*Goal*.
Gather all lines containing the string "feet" and copy them out.
=== Data rows ===
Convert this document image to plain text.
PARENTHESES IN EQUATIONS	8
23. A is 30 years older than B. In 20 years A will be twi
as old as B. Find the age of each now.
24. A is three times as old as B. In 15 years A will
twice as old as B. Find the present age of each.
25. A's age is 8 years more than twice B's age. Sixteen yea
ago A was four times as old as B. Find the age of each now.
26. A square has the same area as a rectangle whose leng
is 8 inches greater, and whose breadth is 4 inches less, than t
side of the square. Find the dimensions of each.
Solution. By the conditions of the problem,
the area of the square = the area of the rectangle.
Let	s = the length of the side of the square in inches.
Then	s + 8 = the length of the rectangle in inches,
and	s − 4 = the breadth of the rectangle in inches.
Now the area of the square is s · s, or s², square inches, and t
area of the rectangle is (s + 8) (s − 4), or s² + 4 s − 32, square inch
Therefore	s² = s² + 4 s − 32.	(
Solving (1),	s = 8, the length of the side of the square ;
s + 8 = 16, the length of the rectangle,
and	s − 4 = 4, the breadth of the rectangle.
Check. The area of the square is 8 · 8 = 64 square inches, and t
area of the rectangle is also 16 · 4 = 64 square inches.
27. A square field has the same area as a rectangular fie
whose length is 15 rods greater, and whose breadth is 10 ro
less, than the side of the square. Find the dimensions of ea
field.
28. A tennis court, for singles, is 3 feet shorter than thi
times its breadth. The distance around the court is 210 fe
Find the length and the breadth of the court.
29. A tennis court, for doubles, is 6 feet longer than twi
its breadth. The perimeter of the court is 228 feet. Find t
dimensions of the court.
===
*Worked answer*.
28. A tennis court, for singles, is 3 feet shorter than thi
29. A tennis court, for doubles, is 6 feet longer than twi
its breadth. The perimeter of the court is 228 feet. Find t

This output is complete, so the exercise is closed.